Collection entries:

============

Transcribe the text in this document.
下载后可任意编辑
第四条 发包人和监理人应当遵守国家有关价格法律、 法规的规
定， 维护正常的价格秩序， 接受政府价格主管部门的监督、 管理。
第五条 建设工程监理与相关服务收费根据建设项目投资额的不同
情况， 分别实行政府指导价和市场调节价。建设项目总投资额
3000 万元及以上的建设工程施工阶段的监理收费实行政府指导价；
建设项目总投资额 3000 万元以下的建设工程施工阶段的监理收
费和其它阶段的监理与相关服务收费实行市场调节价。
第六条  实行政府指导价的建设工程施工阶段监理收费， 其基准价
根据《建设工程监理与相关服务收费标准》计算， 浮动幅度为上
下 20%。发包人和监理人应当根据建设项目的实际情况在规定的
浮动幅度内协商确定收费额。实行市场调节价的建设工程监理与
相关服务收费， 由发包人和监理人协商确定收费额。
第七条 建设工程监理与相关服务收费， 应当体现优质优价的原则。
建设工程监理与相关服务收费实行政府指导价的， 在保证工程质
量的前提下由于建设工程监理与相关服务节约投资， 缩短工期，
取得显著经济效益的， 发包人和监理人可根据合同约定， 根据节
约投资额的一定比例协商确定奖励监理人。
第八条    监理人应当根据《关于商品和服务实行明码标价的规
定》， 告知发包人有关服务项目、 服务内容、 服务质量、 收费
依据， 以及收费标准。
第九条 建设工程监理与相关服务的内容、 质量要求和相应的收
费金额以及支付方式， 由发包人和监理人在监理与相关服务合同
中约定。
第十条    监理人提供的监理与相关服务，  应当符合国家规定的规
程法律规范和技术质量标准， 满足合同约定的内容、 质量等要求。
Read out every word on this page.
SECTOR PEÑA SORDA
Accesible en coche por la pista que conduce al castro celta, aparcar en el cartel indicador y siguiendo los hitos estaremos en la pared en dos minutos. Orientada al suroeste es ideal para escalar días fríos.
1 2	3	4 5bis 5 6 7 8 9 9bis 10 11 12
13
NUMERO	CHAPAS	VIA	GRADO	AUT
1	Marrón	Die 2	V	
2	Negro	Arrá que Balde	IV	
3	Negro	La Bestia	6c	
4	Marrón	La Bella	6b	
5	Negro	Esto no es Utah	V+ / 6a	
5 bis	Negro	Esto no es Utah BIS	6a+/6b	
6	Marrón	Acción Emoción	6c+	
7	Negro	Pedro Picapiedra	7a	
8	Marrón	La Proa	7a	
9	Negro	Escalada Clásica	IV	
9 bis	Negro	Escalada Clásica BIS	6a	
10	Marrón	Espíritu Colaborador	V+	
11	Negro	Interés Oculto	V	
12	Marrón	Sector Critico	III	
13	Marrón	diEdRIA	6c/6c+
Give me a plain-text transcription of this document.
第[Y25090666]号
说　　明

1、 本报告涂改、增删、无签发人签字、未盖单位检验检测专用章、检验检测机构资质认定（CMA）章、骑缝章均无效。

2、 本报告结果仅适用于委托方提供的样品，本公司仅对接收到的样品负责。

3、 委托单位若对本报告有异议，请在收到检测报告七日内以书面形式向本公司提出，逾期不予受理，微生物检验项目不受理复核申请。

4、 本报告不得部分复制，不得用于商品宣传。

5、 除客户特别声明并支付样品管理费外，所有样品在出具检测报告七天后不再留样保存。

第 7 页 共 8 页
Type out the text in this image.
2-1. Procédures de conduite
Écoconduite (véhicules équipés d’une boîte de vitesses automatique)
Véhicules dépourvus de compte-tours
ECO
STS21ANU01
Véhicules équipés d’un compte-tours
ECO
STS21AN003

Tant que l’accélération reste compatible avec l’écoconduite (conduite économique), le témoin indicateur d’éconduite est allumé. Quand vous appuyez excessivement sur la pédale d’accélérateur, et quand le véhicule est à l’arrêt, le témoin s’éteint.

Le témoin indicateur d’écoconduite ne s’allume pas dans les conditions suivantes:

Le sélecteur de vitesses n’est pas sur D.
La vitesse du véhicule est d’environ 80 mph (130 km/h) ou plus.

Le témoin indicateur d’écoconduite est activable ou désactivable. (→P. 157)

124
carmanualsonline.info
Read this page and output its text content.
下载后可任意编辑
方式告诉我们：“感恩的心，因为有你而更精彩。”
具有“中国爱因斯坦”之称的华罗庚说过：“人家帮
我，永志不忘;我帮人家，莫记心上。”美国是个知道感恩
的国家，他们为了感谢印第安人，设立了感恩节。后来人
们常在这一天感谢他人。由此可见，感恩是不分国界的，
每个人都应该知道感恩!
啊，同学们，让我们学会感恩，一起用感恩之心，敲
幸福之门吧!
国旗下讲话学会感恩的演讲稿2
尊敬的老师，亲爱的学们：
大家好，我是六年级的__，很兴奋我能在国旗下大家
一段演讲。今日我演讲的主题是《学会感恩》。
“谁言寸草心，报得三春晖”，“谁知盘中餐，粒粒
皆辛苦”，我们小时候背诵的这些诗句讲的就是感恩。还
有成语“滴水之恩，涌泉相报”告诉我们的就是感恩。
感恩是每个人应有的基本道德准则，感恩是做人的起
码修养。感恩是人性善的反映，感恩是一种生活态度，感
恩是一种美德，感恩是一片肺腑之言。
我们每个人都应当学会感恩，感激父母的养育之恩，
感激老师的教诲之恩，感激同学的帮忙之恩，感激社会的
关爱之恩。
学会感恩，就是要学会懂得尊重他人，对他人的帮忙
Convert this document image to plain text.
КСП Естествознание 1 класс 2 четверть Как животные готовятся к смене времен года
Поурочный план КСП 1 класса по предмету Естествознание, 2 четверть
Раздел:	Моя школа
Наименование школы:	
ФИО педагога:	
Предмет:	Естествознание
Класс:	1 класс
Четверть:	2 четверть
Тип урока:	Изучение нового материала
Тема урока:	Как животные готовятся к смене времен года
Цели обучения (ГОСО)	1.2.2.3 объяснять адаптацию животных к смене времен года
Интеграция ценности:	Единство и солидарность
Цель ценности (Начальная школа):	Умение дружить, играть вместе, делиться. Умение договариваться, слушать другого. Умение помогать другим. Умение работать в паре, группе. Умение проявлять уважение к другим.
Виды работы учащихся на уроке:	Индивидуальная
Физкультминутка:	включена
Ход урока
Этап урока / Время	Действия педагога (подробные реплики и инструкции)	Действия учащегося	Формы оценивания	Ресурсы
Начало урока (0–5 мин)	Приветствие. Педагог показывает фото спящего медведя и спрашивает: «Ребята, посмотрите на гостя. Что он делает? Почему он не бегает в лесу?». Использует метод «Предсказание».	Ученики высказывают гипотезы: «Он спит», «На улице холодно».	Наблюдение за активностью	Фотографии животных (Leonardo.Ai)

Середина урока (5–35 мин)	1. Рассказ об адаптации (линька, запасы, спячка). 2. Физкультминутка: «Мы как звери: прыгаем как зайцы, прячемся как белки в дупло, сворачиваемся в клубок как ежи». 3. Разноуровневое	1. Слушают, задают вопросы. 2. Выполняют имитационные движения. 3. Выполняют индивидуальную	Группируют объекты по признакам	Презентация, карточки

============

Challenge →
Filter lines by "plain" and return each hit.

Solution for this exercise →
Give me a plain-text transcription of this document.
Convert this document image to plain text.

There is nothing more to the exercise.